--- start MATERIAL TO PROCESS ---

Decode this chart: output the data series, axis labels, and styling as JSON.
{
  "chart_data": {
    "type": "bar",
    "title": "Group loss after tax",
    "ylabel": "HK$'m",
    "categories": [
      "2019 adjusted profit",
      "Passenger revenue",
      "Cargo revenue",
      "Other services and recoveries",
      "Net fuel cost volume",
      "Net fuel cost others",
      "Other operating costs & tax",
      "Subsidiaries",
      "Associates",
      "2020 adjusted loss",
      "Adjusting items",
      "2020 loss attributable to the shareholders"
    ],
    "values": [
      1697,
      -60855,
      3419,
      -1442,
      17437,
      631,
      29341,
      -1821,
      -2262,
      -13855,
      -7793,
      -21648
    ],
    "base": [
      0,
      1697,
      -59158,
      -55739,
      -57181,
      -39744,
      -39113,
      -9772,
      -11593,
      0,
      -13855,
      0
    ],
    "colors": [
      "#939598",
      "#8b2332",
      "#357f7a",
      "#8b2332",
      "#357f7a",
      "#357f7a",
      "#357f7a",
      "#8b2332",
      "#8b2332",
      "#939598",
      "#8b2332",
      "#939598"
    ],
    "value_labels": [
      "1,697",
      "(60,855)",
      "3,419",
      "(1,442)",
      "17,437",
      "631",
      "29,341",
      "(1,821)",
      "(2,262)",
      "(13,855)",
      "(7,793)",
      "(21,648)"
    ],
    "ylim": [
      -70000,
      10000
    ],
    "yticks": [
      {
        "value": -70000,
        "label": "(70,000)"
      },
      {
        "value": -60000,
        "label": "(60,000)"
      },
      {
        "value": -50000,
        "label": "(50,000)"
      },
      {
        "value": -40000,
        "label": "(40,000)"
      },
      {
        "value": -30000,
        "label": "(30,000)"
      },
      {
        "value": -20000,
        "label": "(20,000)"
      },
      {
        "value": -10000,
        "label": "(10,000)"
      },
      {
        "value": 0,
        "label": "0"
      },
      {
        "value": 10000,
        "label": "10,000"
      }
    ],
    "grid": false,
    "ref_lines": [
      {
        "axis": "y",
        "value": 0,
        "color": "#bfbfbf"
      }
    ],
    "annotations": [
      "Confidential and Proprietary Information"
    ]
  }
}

--- end MATERIAL TO PROCESS ---
--- start MATERIAL TO PROCESS ---

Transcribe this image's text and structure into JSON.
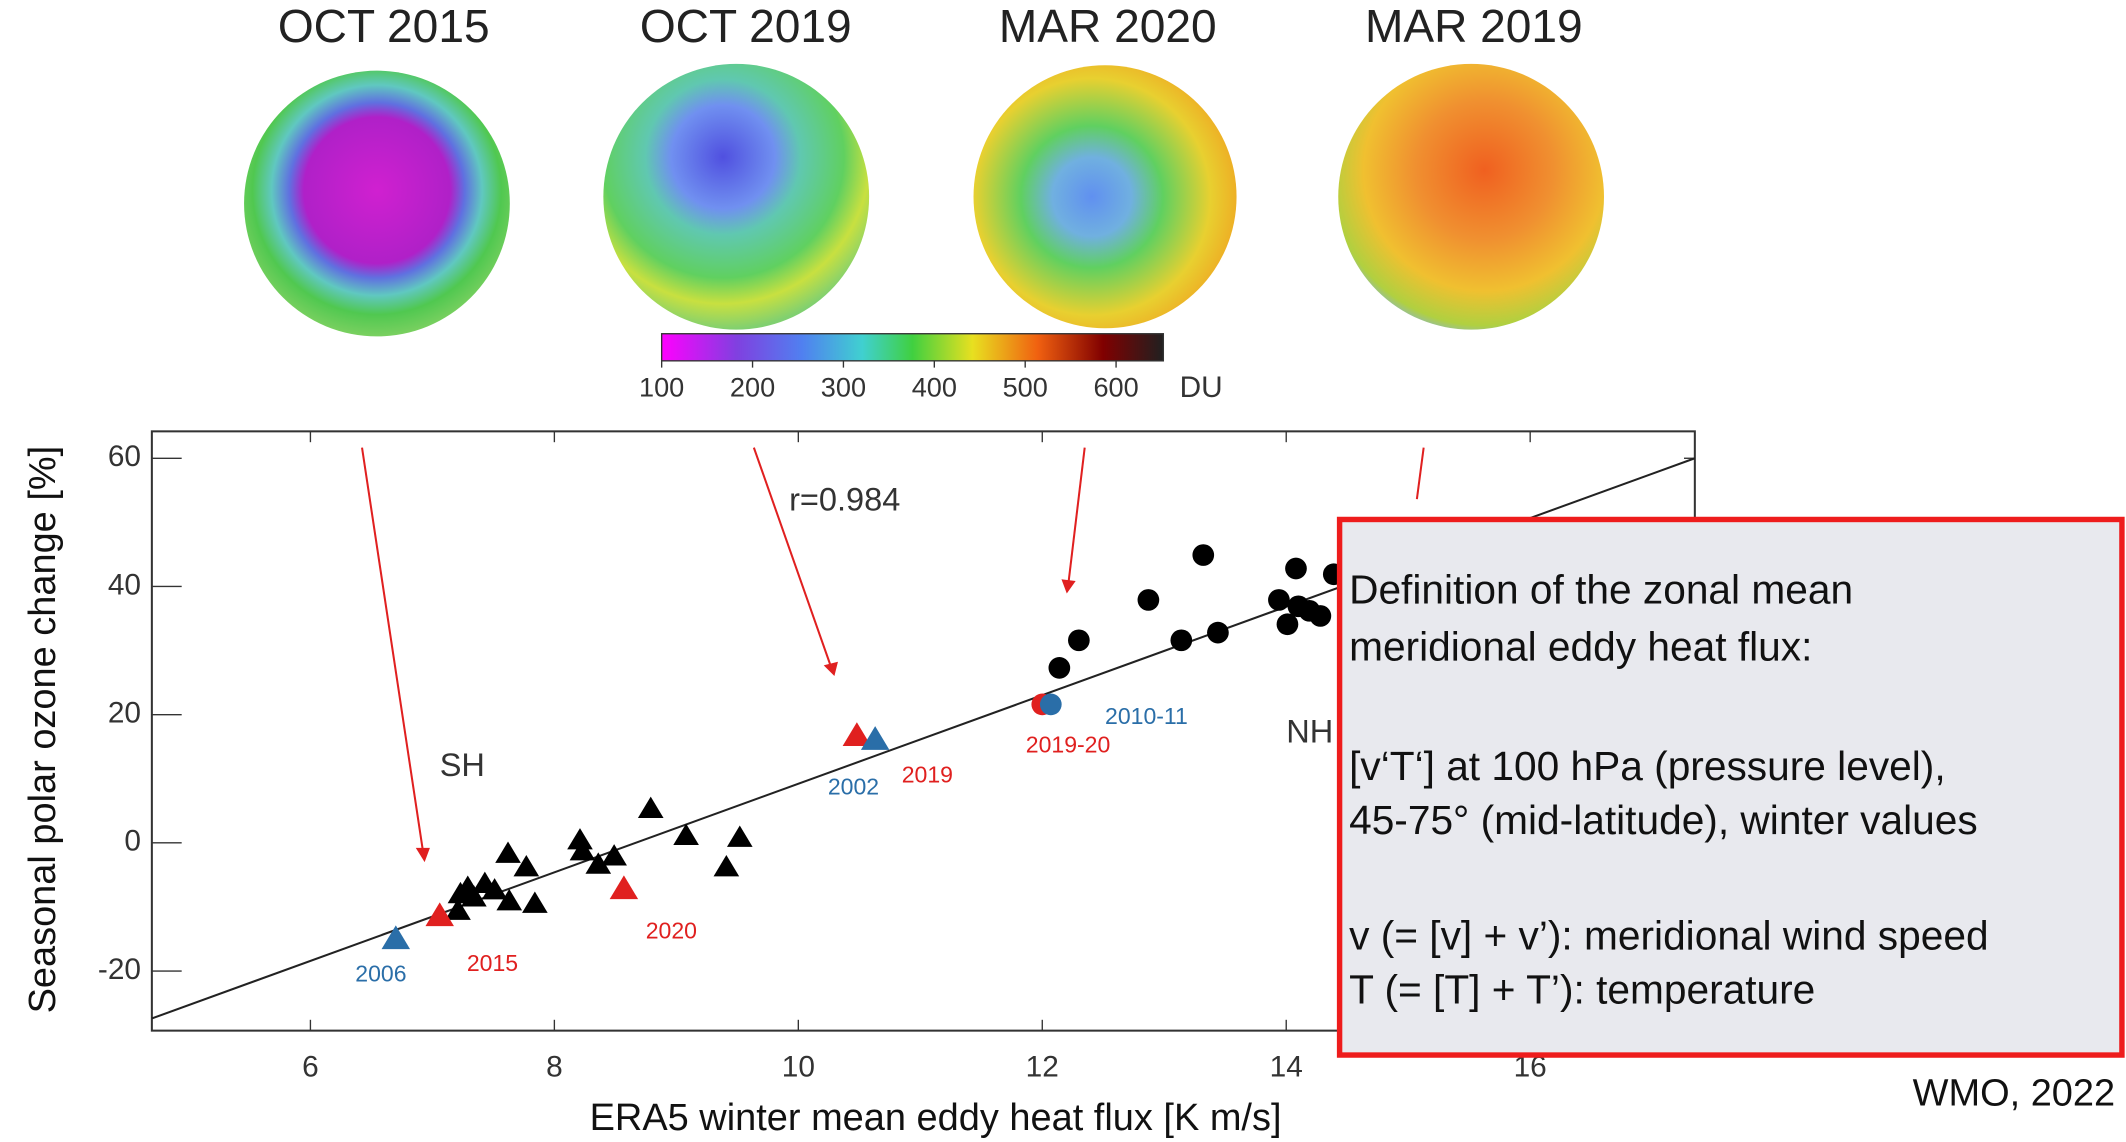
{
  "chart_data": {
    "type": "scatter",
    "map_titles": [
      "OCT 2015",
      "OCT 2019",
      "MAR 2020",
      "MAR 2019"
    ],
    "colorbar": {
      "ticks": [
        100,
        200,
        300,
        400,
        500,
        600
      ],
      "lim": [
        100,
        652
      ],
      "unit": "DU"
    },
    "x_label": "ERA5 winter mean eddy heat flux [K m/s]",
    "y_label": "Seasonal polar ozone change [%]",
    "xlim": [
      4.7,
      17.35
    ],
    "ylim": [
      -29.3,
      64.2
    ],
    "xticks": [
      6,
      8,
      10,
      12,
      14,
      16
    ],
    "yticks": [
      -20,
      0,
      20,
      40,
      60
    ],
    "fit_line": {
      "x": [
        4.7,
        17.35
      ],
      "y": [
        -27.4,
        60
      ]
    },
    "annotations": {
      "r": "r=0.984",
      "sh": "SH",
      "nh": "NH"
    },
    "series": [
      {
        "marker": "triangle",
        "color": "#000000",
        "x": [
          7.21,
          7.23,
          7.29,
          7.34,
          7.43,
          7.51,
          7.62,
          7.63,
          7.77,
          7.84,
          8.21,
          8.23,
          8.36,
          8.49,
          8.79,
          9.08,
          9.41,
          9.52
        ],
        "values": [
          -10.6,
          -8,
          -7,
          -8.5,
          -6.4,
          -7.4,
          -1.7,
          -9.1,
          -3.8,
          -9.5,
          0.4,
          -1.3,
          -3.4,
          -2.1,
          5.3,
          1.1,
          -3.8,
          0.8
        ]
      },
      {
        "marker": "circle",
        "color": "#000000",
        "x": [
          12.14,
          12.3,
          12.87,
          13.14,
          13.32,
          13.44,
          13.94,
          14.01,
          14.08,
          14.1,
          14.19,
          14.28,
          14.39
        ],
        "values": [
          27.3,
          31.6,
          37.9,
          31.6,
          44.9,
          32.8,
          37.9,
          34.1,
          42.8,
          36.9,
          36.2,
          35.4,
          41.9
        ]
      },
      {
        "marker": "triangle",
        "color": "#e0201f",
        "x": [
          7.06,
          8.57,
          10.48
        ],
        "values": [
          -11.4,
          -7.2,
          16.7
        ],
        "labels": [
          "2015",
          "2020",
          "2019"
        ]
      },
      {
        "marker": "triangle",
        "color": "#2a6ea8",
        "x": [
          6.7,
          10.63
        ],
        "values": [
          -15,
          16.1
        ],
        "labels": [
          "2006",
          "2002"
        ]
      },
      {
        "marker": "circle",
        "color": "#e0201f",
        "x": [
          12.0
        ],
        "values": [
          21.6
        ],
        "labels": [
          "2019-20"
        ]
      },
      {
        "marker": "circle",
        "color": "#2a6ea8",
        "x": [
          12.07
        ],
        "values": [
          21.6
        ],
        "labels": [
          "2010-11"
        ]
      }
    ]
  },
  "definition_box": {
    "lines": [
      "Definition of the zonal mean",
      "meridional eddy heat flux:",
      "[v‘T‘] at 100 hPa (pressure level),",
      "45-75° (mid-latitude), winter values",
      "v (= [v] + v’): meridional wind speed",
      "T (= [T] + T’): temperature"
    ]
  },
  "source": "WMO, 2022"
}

--- end MATERIAL TO PROCESS ---

• [WORK TO COMPLETE]
Pull every line containing the word "series" out of the entries above.

• [RESPONSE TO THIS EXERCISE]
Decode this chart: output the data series, axis labels, and styling as JSON.
    "series": [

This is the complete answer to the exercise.